-- Start Exercise material --
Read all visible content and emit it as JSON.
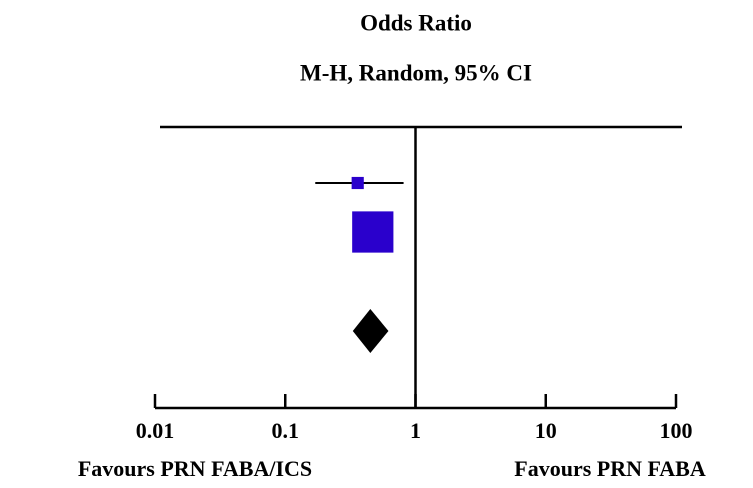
{
  "chart_data": {
    "type": "forest",
    "title": "Odds Ratio",
    "subtitle": "M-H, Random, 95% CI",
    "xlim": [
      0.01,
      100
    ],
    "xticks": [
      0.01,
      0.1,
      1,
      10,
      100
    ],
    "log_x": true,
    "x_labels": [
      "Favours PRN FABA/ICS",
      "Favours PRN FABA"
    ],
    "color": "#2a00cc",
    "studies": {
      "or": [
        0.36,
        0.47
      ],
      "ci_low": [
        0.17,
        0.35
      ],
      "ci_high": [
        0.81,
        0.63
      ],
      "weight": [
        8,
        92
      ]
    },
    "pooled": {
      "or": 0.45,
      "ci_low": 0.33,
      "ci_high": 0.62,
      "color": "#000000"
    }
  }
}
-- End Exercise material --
Exercise objective :: Write the records out once more, exactly as they appear, with no pictures.

Task result ::
Read all visible content and emit it as JSON.
{
  "chart_data": {
    "type": "forest",
    "title": "Odds Ratio",
    "subtitle": "M-H, Random, 95% CI",
    "xlim": [
      0.01,
      100
    ],
    "xticks": [
      0.01,
      0.1,
      1,
      10,
      100
    ],
    "log_x": true,
    "x_labels": [
      "Favours PRN FABA/ICS",
      "Favours PRN FABA"
    ],
    "color": "#2a00cc",
    "studies": {
      "or": [
        0.36,
        0.47
      ],
      "ci_low": [
        0.17,
        0.35
      ],
      "ci_high": [
        0.81,
        0.63
      ],
      "weight": [
        8,
        92
      ]
    },
    "pooled": {
      "or": 0.45,
      "ci_low": 0.33,
      "ci_high": 0.62,
      "color": "#000000"
    }
  }
}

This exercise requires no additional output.